>> start ENTRIES

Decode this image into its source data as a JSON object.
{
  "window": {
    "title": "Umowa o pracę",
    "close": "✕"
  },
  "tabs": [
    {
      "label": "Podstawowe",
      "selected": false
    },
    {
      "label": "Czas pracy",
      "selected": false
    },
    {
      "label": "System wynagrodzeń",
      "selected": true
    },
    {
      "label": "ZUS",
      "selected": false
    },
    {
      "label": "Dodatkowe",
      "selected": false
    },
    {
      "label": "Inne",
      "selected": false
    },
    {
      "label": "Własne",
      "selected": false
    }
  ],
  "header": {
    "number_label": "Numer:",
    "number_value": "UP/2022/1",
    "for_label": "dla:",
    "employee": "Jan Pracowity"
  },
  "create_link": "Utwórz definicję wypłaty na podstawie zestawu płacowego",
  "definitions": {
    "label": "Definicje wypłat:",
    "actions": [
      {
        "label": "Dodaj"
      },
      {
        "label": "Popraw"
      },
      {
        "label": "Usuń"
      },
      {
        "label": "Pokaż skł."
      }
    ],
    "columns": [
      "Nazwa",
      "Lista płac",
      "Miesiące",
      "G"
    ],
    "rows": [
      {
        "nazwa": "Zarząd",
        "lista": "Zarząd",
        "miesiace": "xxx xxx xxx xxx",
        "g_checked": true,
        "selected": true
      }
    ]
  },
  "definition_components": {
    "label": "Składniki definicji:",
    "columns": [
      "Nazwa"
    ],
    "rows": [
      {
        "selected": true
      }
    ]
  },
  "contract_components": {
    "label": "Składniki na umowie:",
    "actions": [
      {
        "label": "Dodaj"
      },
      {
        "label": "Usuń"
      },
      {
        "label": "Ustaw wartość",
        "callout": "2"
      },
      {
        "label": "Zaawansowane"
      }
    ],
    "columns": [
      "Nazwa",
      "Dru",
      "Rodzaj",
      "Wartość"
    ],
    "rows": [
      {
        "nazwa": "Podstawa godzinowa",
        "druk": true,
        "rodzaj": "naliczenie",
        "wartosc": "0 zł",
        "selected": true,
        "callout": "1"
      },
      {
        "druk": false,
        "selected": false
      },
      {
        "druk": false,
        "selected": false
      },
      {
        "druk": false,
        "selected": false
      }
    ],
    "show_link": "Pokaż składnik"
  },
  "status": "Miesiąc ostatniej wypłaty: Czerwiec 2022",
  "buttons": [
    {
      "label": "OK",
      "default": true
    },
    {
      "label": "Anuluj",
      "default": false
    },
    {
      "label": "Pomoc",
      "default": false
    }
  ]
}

>> end ENTRIES

> **EXERCISE OBJECTIVE**: Find the word "true" in the records and pull out each line that has it.

> **TASK SOLUTION**:
      "selected": true
        "g_checked": true,
        "selected": true
        "selected": true
        "druk": true,
        "selected": true,
      "default": true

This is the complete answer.